• Aim
Return the complete listing that follows, with each line reproduced exactly.
==*==
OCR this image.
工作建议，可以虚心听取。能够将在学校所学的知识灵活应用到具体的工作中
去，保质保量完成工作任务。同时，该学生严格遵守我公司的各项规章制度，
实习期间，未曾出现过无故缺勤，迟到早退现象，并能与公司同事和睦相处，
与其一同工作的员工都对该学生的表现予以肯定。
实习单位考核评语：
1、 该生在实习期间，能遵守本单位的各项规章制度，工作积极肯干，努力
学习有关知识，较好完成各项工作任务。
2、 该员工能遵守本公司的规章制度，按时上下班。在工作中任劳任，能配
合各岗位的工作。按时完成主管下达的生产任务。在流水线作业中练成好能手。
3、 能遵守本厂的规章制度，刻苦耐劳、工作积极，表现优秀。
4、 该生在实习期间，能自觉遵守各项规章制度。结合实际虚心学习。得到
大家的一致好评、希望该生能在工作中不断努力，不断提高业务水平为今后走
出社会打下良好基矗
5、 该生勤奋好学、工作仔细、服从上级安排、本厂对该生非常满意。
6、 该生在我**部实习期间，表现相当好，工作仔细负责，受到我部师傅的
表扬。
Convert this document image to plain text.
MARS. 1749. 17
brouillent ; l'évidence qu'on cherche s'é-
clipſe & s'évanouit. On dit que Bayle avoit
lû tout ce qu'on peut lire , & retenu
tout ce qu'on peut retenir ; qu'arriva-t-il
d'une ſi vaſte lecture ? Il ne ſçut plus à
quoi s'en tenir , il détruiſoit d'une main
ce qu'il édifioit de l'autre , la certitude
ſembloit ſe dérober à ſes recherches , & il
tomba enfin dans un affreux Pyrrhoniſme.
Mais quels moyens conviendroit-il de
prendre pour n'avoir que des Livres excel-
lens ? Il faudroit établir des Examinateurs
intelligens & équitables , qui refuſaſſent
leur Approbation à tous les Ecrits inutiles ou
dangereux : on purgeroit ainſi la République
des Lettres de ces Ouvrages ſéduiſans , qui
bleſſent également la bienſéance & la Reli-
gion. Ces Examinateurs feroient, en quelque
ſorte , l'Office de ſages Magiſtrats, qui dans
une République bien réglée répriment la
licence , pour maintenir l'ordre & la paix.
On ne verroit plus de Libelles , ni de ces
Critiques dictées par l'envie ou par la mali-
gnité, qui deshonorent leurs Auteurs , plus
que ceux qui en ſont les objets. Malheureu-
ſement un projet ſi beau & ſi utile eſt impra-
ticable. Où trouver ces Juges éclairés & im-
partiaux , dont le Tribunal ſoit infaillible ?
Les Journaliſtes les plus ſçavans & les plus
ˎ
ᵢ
==*==
• Final result
OCR this image.
工作建议，可以虚心听取。能够将在学校所学的知识灵活应用到具体的工作中
去，保质保量完成工作任务。同时，该学生严格遵守我公司的各项规章制度，
实习期间，未曾出现过无故缺勤，迟到早退现象，并能与公司同事和睦相处，
与其一同工作的员工都对该学生的表现予以肯定。
实习单位考核评语：
1、 该生在实习期间，能遵守本单位的各项规章制度，工作积极肯干，努力
学习有关知识，较好完成各项工作任务。
2、 该员工能遵守本公司的规章制度，按时上下班。在工作中任劳任，能配
合各岗位的工作。按时完成主管下达的生产任务。在流水线作业中练成好能手。
3、 能遵守本厂的规章制度，刻苦耐劳、工作积极，表现优秀。
4、 该生在实习期间，能自觉遵守各项规章制度。结合实际虚心学习。得到
大家的一致好评、希望该生能在工作中不断努力，不断提高业务水平为今后走
出社会打下良好基矗
5、 该生勤奋好学、工作仔细、服从上级安排、本厂对该生非常满意。
6、 该生在我**部实习期间，表现相当好，工作仔细负责，受到我部师傅的
表扬。
Convert this document image to plain text.
MARS. 1749. 17
brouillent ; l'évidence qu'on cherche s'é-
clipſe & s'évanouit. On dit que Bayle avoit
lû tout ce qu'on peut lire , & retenu
tout ce qu'on peut retenir ; qu'arriva-t-il
d'une ſi vaſte lecture ? Il ne ſçut plus à
quoi s'en tenir , il détruiſoit d'une main
ce qu'il édifioit de l'autre , la certitude
ſembloit ſe dérober à ſes recherches , & il
tomba enfin dans un affreux Pyrrhoniſme.
Mais quels moyens conviendroit-il de
prendre pour n'avoir que des Livres excel-
lens ? Il faudroit établir des Examinateurs
intelligens & équitables , qui refuſaſſent
leur Approbation à tous les Ecrits inutiles ou
dangereux : on purgeroit ainſi la République
des Lettres de ces Ouvrages ſéduiſans , qui
bleſſent également la bienſéance & la Reli-
gion. Ces Examinateurs feroient, en quelque
ſorte , l'Office de ſages Magiſtrats, qui dans
une République bien réglée répriment la
licence , pour maintenir l'ordre & la paix.
On ne verroit plus de Libelles , ni de ces
Critiques dictées par l'envie ou par la mali-
gnité, qui deshonorent leurs Auteurs , plus
que ceux qui en ſont les objets. Malheureu-
ſement un projet ſi beau & ſi utile eſt impra-
ticable. Où trouver ces Juges éclairés & im-
partiaux , dont le Tribunal ſoit infaillible ?
Les Journaliſtes les plus ſçavans & les plus
ˎ
ᵢ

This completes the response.